+++ Data supplied

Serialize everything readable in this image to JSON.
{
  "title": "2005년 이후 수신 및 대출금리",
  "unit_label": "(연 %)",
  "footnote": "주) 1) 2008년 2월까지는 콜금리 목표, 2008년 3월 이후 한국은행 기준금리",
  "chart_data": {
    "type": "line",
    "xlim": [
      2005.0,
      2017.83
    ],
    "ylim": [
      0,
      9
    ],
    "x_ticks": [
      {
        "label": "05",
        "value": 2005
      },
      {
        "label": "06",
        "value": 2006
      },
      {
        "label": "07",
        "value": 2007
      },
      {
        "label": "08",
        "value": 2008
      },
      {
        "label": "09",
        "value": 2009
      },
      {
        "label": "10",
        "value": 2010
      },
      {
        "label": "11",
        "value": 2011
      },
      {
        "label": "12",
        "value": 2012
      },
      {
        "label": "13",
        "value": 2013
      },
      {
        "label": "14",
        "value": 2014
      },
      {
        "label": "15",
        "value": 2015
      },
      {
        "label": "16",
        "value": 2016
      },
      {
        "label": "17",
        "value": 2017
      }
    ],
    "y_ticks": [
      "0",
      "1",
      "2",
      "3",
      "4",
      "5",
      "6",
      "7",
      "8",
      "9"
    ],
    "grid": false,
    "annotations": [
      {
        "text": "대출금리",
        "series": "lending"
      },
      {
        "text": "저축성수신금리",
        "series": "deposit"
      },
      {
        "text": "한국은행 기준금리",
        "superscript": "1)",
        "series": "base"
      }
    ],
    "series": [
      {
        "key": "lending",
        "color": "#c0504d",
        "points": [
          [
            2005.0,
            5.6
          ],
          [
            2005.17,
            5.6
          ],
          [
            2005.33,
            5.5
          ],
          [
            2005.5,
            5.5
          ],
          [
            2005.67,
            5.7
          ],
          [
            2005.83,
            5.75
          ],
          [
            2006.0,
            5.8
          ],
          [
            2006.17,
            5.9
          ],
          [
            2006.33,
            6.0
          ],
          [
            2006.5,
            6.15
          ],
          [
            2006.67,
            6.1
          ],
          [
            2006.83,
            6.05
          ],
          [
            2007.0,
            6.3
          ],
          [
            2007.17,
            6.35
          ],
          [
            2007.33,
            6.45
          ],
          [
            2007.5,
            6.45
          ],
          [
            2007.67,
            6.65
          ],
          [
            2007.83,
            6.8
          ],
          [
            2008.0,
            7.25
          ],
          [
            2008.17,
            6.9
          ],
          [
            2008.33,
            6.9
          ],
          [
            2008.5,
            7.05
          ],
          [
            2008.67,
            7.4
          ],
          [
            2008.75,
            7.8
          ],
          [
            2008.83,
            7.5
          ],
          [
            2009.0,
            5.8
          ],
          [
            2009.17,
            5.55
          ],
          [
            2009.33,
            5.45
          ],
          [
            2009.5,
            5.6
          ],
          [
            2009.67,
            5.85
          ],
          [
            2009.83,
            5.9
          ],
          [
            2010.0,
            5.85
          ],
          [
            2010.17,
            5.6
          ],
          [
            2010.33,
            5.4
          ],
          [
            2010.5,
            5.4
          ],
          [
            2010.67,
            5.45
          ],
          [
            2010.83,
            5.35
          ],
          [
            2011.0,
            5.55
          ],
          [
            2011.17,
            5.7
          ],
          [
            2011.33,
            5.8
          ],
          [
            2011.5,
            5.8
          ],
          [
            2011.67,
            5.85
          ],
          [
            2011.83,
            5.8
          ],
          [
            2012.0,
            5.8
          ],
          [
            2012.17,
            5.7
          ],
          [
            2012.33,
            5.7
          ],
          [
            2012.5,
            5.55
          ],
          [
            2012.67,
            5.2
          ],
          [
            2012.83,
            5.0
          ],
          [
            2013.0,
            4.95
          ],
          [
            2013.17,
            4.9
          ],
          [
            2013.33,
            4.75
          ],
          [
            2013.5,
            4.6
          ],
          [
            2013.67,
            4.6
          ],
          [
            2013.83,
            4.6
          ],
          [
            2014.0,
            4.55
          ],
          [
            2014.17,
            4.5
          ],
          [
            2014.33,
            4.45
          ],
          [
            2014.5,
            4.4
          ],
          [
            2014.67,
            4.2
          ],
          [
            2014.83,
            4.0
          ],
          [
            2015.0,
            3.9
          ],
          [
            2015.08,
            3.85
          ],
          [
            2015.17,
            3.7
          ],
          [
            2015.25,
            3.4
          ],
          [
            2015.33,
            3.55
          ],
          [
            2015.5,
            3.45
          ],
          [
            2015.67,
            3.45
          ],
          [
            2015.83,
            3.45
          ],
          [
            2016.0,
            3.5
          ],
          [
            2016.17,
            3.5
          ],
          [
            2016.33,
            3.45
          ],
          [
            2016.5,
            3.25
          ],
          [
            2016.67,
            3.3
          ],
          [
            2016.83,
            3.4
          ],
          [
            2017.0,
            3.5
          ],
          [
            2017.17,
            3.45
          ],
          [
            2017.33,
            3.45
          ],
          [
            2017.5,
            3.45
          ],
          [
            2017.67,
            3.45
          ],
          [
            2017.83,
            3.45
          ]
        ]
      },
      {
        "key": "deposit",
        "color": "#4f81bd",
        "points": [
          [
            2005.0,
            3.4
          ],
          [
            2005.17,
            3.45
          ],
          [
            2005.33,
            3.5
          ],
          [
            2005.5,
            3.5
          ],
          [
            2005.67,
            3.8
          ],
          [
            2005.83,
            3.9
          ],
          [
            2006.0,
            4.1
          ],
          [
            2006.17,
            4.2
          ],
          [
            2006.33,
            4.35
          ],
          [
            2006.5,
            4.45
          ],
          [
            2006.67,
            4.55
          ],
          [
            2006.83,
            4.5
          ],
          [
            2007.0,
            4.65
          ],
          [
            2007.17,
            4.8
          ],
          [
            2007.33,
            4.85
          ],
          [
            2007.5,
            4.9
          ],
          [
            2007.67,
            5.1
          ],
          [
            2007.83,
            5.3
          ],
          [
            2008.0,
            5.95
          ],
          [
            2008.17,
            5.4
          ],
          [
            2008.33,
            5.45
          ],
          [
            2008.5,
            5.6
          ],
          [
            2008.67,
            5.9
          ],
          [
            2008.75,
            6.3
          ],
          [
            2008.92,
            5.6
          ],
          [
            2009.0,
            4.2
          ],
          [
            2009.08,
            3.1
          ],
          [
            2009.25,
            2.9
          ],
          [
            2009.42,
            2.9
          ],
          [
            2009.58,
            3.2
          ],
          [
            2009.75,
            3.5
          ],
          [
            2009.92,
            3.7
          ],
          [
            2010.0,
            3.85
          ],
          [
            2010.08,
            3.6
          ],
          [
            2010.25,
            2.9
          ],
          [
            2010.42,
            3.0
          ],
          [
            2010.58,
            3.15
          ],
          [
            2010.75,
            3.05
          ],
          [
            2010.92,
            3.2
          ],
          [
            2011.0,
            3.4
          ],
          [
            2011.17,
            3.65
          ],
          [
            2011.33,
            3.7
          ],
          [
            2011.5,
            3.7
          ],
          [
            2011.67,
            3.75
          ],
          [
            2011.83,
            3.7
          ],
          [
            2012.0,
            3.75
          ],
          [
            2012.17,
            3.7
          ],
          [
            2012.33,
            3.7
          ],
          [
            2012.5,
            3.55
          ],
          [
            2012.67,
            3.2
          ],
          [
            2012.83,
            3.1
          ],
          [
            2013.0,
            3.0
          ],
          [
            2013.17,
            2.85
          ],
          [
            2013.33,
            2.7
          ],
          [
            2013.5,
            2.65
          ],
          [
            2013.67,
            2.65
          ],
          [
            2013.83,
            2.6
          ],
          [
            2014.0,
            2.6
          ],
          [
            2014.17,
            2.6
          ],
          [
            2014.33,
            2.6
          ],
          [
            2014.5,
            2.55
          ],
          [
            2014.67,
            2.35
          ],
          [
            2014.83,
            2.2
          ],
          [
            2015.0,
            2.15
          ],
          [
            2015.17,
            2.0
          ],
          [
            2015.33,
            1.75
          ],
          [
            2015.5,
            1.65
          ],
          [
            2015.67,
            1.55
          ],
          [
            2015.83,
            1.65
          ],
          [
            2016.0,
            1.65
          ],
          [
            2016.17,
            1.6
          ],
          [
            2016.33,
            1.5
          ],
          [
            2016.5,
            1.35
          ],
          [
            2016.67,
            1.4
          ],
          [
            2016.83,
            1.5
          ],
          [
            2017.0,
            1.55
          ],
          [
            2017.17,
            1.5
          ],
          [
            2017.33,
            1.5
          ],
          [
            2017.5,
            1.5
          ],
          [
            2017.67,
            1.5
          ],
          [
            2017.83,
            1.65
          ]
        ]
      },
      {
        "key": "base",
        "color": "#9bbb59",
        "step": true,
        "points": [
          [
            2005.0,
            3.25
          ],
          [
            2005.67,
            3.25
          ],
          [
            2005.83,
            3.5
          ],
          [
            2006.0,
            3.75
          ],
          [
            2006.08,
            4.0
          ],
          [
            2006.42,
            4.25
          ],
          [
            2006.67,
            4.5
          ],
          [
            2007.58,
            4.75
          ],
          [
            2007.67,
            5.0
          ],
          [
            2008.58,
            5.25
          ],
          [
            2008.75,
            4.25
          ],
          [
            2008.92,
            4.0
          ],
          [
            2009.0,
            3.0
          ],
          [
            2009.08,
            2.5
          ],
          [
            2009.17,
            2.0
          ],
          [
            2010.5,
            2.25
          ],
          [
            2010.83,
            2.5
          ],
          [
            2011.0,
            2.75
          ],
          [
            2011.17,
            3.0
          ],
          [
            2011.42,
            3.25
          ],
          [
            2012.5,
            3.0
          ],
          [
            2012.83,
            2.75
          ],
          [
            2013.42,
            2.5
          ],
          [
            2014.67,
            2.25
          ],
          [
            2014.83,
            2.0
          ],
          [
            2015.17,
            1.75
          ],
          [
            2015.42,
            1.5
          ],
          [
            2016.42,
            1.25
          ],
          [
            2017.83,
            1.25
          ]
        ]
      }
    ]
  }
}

++++++

▸ **Do this**
Find the lines above holding the word "기준금리" and show them.

▸ **The response**
  "footnote": "주) 1) 2008년 2월까지는 콜금리 목표, 2008년 3월 이후 한국은행 기준금리",
        "text": "한국은행 기준금리",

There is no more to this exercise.